Retype the listing that follows, exactly as written.
[Begin INPUT DATA]
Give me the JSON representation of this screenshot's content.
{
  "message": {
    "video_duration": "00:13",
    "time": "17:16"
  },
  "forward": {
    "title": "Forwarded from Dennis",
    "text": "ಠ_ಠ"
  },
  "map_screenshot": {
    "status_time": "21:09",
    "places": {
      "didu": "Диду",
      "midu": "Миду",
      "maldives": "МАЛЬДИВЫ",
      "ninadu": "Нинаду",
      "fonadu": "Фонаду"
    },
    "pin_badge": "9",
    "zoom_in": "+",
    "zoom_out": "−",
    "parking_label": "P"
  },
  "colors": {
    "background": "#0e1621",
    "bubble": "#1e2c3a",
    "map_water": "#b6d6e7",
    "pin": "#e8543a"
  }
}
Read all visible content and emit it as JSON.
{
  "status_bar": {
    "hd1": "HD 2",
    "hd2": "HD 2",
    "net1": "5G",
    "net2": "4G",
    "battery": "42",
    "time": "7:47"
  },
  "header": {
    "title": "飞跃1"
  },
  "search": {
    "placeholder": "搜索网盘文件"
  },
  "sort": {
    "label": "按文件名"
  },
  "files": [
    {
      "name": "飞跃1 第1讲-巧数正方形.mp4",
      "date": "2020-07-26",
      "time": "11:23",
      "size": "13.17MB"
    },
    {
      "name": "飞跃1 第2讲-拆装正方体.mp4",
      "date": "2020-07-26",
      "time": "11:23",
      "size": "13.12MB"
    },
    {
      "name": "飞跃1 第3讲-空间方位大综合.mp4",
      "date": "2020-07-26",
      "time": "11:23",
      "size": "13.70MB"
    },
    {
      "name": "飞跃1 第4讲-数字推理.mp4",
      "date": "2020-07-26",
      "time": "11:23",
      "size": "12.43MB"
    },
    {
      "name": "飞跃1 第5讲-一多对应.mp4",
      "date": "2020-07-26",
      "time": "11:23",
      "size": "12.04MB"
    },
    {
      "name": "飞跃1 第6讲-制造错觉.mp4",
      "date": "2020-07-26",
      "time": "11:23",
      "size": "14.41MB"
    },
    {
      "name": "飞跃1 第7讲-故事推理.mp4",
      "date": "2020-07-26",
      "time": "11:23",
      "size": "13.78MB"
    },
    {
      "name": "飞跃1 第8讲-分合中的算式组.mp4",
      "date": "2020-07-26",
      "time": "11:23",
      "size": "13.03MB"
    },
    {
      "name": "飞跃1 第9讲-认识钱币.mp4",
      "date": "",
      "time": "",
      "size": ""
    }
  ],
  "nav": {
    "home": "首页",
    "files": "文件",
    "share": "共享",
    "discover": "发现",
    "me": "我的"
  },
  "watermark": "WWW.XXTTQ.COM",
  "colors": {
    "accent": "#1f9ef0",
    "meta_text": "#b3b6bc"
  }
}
[End INPUT DATA]
◆ EXERCISE RESULT ◆
Give me the JSON representation of this screenshot's content.
{
  "message": {
    "video_duration": "00:13",
    "time": "17:16"
  },
  "forward": {
    "title": "Forwarded from Dennis",
    "text": "ಠ_ಠ"
  },
  "map_screenshot": {
    "status_time": "21:09",
    "places": {
      "didu": "Диду",
      "midu": "Миду",
      "maldives": "МАЛЬДИВЫ",
      "ninadu": "Нинаду",
      "fonadu": "Фонаду"
    },
    "pin_badge": "9",
    "zoom_in": "+",
    "zoom_out": "−",
    "parking_label": "P"
  },
  "colors": {
    "background": "#0e1621",
    "bubble": "#1e2c3a",
    "map_water": "#b6d6e7",
    "pin": "#e8543a"
  }
}
Read all visible content and emit it as JSON.
{
  "status_bar": {
    "hd1": "HD 2",
    "hd2": "HD 2",
    "net1": "5G",
    "net2": "4G",
    "battery": "42",
    "time": "7:47"
  },
  "header": {
    "title": "飞跃1"
  },
  "search": {
    "placeholder": "搜索网盘文件"
  },
  "sort": {
    "label": "按文件名"
  },
  "files": [
    {
      "name": "飞跃1 第1讲-巧数正方形.mp4",
      "date": "2020-07-26",
      "time": "11:23",
      "size": "13.17MB"
    },
    {
      "name": "飞跃1 第2讲-拆装正方体.mp4",
      "date": "2020-07-26",
      "time": "11:23",
      "size": "13.12MB"
    },
    {
      "name": "飞跃1 第3讲-空间方位大综合.mp4",
      "date": "2020-07-26",
      "time": "11:23",
      "size": "13.70MB"
    },
    {
      "name": "飞跃1 第4讲-数字推理.mp4",
      "date": "2020-07-26",
      "time": "11:23",
      "size": "12.43MB"
    },
    {
      "name": "飞跃1 第5讲-一多对应.mp4",
      "date": "2020-07-26",
      "time": "11:23",
      "size": "12.04MB"
    },
    {
      "name": "飞跃1 第6讲-制造错觉.mp4",
      "date": "2020-07-26",
      "time": "11:23",
      "size": "14.41MB"
    },
    {
      "name": "飞跃1 第7讲-故事推理.mp4",
      "date": "2020-07-26",
      "time": "11:23",
      "size": "13.78MB"
    },
    {
      "name": "飞跃1 第8讲-分合中的算式组.mp4",
      "date": "2020-07-26",
      "time": "11:23",
      "size": "13.03MB"
    },
    {
      "name": "飞跃1 第9讲-认识钱币.mp4",
      "date": "",
      "time": "",
      "size": ""
    }
  ],
  "nav": {
    "home": "首页",
    "files": "文件",
    "share": "共享",
    "discover": "发现",
    "me": "我的"
  },
  "watermark": "WWW.XXTTQ.COM",
  "colors": {
    "accent": "#1f9ef0",
    "meta_text": "#b3b6bc"
  }
}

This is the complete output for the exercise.